- GIVEN REQUEST -
What follows is a block of records; reproduce all of it verbatim.

- Dataset rows -
-- Start --

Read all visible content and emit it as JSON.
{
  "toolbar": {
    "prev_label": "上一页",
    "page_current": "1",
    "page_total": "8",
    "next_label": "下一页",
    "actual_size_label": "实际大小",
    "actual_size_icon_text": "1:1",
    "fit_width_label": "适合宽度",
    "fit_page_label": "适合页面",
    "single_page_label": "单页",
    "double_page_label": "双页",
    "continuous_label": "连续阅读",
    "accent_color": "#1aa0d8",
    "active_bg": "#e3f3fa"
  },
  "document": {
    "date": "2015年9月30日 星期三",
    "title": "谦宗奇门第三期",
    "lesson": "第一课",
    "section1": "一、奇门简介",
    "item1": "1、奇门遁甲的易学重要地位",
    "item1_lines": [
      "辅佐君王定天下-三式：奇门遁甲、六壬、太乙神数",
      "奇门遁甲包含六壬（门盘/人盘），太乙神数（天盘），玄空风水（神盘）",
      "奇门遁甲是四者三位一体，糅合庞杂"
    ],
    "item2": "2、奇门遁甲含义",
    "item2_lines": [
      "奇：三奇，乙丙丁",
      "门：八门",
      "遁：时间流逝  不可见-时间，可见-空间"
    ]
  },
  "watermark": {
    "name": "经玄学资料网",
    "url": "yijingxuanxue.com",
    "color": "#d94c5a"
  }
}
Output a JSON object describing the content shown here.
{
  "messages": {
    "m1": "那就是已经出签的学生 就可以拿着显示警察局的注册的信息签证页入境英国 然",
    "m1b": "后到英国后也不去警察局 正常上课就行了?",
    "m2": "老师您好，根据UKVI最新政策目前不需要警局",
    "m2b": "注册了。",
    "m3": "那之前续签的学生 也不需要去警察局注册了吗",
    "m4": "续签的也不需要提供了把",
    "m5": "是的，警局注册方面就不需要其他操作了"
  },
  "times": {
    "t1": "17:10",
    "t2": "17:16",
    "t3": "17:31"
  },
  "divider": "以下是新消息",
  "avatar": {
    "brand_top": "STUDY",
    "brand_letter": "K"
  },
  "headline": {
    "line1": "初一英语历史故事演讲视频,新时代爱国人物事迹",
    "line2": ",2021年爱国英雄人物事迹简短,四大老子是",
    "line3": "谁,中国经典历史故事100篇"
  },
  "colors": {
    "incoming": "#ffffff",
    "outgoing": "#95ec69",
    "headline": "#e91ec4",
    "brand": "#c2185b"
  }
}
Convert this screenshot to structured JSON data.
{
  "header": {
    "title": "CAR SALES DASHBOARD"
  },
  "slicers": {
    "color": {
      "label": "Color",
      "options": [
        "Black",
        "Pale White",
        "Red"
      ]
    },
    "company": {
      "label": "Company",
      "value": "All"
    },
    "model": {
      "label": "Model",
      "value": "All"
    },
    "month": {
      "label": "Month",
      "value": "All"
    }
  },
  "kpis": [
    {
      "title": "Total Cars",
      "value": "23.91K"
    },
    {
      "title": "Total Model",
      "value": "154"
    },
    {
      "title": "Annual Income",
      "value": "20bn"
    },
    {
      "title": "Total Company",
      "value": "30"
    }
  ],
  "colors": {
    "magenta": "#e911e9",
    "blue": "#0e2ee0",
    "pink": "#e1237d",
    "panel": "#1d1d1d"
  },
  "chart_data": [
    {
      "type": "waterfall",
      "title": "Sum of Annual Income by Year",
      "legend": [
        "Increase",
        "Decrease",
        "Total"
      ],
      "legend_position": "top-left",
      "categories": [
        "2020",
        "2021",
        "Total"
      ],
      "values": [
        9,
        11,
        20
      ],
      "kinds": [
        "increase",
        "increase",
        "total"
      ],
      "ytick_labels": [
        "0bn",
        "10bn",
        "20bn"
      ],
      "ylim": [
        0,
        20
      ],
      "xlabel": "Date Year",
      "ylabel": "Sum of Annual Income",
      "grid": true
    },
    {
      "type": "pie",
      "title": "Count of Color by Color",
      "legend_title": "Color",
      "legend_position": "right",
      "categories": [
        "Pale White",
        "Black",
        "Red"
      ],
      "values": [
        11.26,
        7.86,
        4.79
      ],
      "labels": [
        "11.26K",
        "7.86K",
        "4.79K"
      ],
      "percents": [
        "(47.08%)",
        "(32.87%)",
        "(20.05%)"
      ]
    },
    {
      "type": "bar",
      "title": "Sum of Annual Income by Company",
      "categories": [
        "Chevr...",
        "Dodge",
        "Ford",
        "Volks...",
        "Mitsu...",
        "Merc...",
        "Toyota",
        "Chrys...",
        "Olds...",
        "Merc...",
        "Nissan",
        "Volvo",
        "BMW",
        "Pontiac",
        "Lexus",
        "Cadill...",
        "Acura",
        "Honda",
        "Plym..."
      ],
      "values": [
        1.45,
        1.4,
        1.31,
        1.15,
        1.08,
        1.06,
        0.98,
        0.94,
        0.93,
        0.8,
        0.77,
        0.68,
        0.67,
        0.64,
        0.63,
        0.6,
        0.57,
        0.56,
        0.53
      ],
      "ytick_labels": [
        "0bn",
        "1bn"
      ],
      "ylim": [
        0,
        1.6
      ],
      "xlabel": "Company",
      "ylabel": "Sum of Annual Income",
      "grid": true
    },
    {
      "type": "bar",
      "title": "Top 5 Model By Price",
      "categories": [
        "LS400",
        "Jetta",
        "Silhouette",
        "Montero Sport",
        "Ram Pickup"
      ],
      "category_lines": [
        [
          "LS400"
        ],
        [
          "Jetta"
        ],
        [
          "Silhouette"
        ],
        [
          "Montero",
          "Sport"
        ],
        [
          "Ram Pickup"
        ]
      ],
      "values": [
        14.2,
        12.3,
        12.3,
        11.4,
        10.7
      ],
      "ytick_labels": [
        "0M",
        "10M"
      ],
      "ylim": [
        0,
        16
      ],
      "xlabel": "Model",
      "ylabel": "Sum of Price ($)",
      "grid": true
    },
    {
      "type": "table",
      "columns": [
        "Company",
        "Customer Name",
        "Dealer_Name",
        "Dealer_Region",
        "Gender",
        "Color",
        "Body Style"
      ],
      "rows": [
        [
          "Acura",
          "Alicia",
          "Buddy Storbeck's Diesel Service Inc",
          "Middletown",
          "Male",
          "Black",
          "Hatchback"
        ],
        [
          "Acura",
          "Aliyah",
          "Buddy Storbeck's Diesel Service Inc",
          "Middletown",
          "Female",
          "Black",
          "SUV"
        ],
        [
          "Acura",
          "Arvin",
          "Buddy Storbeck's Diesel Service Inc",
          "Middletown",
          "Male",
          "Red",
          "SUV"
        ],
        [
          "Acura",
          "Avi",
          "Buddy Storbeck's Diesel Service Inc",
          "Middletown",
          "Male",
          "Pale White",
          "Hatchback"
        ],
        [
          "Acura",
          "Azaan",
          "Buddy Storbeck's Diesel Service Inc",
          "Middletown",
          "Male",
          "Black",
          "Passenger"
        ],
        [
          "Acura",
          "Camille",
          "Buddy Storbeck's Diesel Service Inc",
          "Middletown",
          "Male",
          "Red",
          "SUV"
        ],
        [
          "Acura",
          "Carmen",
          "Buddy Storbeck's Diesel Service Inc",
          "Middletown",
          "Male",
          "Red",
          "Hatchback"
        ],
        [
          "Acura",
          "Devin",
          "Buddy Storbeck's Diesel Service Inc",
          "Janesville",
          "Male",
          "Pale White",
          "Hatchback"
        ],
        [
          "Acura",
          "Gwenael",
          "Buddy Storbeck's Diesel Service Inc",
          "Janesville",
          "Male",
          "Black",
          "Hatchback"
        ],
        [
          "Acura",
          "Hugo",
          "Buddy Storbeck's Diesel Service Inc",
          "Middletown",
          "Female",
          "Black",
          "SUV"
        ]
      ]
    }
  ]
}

-- End --

- FULL RESPONSE -
Read all visible content and emit it as JSON.
{
  "toolbar": {
    "prev_label": "上一页",
    "page_current": "1",
    "page_total": "8",
    "next_label": "下一页",
    "actual_size_label": "实际大小",
    "actual_size_icon_text": "1:1",
    "fit_width_label": "适合宽度",
    "fit_page_label": "适合页面",
    "single_page_label": "单页",
    "double_page_label": "双页",
    "continuous_label": "连续阅读",
    "accent_color": "#1aa0d8",
    "active_bg": "#e3f3fa"
  },
  "document": {
    "date": "2015年9月30日 星期三",
    "title": "谦宗奇门第三期",
    "lesson": "第一课",
    "section1": "一、奇门简介",
    "item1": "1、奇门遁甲的易学重要地位",
    "item1_lines": [
      "辅佐君王定天下-三式：奇门遁甲、六壬、太乙神数",
      "奇门遁甲包含六壬（门盘/人盘），太乙神数（天盘），玄空风水（神盘）",
      "奇门遁甲是四者三位一体，糅合庞杂"
    ],
    "item2": "2、奇门遁甲含义",
    "item2_lines": [
      "奇：三奇，乙丙丁",
      "门：八门",
      "遁：时间流逝  不可见-时间，可见-空间"
    ]
  },
  "watermark": {
    "name": "经玄学资料网",
    "url": "yijingxuanxue.com",
    "color": "#d94c5a"
  }
}
Output a JSON object describing the content shown here.
{
  "messages": {
    "m1": "那就是已经出签的学生 就可以拿着显示警察局的注册的信息签证页入境英国 然",
    "m1b": "后到英国后也不去警察局 正常上课就行了?",
    "m2": "老师您好，根据UKVI最新政策目前不需要警局",
    "m2b": "注册了。",
    "m3": "那之前续签的学生 也不需要去警察局注册了吗",
    "m4": "续签的也不需要提供了把",
    "m5": "是的，警局注册方面就不需要其他操作了"
  },
  "times": {
    "t1": "17:10",
    "t2": "17:16",
    "t3": "17:31"
  },
  "divider": "以下是新消息",
  "avatar": {
    "brand_top": "STUDY",
    "brand_letter": "K"
  },
  "headline": {
    "line1": "初一英语历史故事演讲视频,新时代爱国人物事迹",
    "line2": ",2021年爱国英雄人物事迹简短,四大老子是",
    "line3": "谁,中国经典历史故事100篇"
  },
  "colors": {
    "incoming": "#ffffff",
    "outgoing": "#95ec69",
    "headline": "#e91ec4",
    "brand": "#c2185b"
  }
}
Convert this screenshot to structured JSON data.
{
  "header": {
    "title": "CAR SALES DASHBOARD"
  },
  "slicers": {
    "color": {
      "label": "Color",
      "options": [
        "Black",
        "Pale White",
        "Red"
      ]
    },
    "company": {
      "label": "Company",
      "value": "All"
    },
    "model": {
      "label": "Model",
      "value": "All"
    },
    "month": {
      "label": "Month",
      "value": "All"
    }
  },
  "kpis": [
    {
      "title": "Total Cars",
      "value": "23.91K"
    },
    {
      "title": "Total Model",
      "value": "154"
    },
    {
      "title": "Annual Income",
      "value": "20bn"
    },
    {
      "title": "Total Company",
      "value": "30"
    }
  ],
  "colors": {
    "magenta": "#e911e9",
    "blue": "#0e2ee0",
    "pink": "#e1237d",
    "panel": "#1d1d1d"
  },
  "chart_data": [
    {
      "type": "waterfall",
      "title": "Sum of Annual Income by Year",
      "legend": [
        "Increase",
        "Decrease",
        "Total"
      ],
      "legend_position": "top-left",
      "categories": [
        "2020",
        "2021",
        "Total"
      ],
      "values": [
        9,
        11,
        20
      ],
      "kinds": [
        "increase",
        "increase",
        "total"
      ],
      "ytick_labels": [
        "0bn",
        "10bn",
        "20bn"
      ],
      "ylim": [
        0,
        20
      ],
      "xlabel": "Date Year",
      "ylabel": "Sum of Annual Income",
      "grid": true
    },
    {
      "type": "pie",
      "title": "Count of Color by Color",
      "legend_title": "Color",
      "legend_position": "right",
      "categories": [
        "Pale White",
        "Black",
        "Red"
      ],
      "values": [
        11.26,
        7.86,
        4.79
      ],
      "labels": [
        "11.26K",
        "7.86K",
        "4.79K"
      ],
      "percents": [
        "(47.08%)",
        "(32.87%)",
        "(20.05%)"
      ]
    },
    {
      "type": "bar",
      "title": "Sum of Annual Income by Company",
      "categories": [
        "Chevr...",
        "Dodge",
        "Ford",
        "Volks...",
        "Mitsu...",
        "Merc...",
        "Toyota",
        "Chrys...",
        "Olds...",
        "Merc...",
        "Nissan",
        "Volvo",
        "BMW",
        "Pontiac",
        "Lexus",
        "Cadill...",
        "Acura",
        "Honda",
        "Plym..."
      ],
      "values": [
        1.45,
        1.4,
        1.31,
        1.15,
        1.08,
        1.06,
        0.98,
        0.94,
        0.93,
        0.8,
        0.77,
        0.68,
        0.67,
        0.64,
        0.63,
        0.6,
        0.57,
        0.56,
        0.53
      ],
      "ytick_labels": [
        "0bn",
        "1bn"
      ],
      "ylim": [
        0,
        1.6
      ],
      "xlabel": "Company",
      "ylabel": "Sum of Annual Income",
      "grid": true
    },
    {
      "type": "bar",
      "title": "Top 5 Model By Price",
      "categories": [
        "LS400",
        "Jetta",
        "Silhouette",
        "Montero Sport",
        "Ram Pickup"
      ],
      "category_lines": [
        [
          "LS400"
        ],
        [
          "Jetta"
        ],
        [
          "Silhouette"
        ],
        [
          "Montero",
          "Sport"
        ],
        [
          "Ram Pickup"
        ]
      ],
      "values": [
        14.2,
        12.3,
        12.3,
        11.4,
        10.7
      ],
      "ytick_labels": [
        "0M",
        "10M"
      ],
      "ylim": [
        0,
        16
      ],
      "xlabel": "Model",
      "ylabel": "Sum of Price ($)",
      "grid": true
    },
    {
      "type": "table",
      "columns": [
        "Company",
        "Customer Name",
        "Dealer_Name",
        "Dealer_Region",
        "Gender",
        "Color",
        "Body Style"
      ],
      "rows": [
        [
          "Acura",
          "Alicia",
          "Buddy Storbeck's Diesel Service Inc",
          "Middletown",
          "Male",
          "Black",
          "Hatchback"
        ],
        [
          "Acura",
          "Aliyah",
          "Buddy Storbeck's Diesel Service Inc",
          "Middletown",
          "Female",
          "Black",
          "SUV"
        ],
        [
          "Acura",
          "Arvin",
          "Buddy Storbeck's Diesel Service Inc",
          "Middletown",
          "Male",
          "Red",
          "SUV"
        ],
        [
          "Acura",
          "Avi",
          "Buddy Storbeck's Diesel Service Inc",
          "Middletown",
          "Male",
          "Pale White",
          "Hatchback"
        ],
        [
          "Acura",
          "Azaan",
          "Buddy Storbeck's Diesel Service Inc",
          "Middletown",
          "Male",
          "Black",
          "Passenger"
        ],
        [
          "Acura",
          "Camille",
          "Buddy Storbeck's Diesel Service Inc",
          "Middletown",
          "Male",
          "Red",
          "SUV"
        ],
        [
          "Acura",
          "Carmen",
          "Buddy Storbeck's Diesel Service Inc",
          "Middletown",
          "Male",
          "Red",
          "Hatchback"
        ],
        [
          "Acura",
          "Devin",
          "Buddy Storbeck's Diesel Service Inc",
          "Janesville",
          "Male",
          "Pale White",
          "Hatchback"
        ],
        [
          "Acura",
          "Gwenael",
          "Buddy Storbeck's Diesel Service Inc",
          "Janesville",
          "Male",
          "Black",
          "Hatchback"
        ],
        [
          "Acura",
          "Hugo",
          "Buddy Storbeck's Diesel Service Inc",
          "Middletown",
          "Female",
          "Black",
          "SUV"
        ]
      ]
    }
  ]
}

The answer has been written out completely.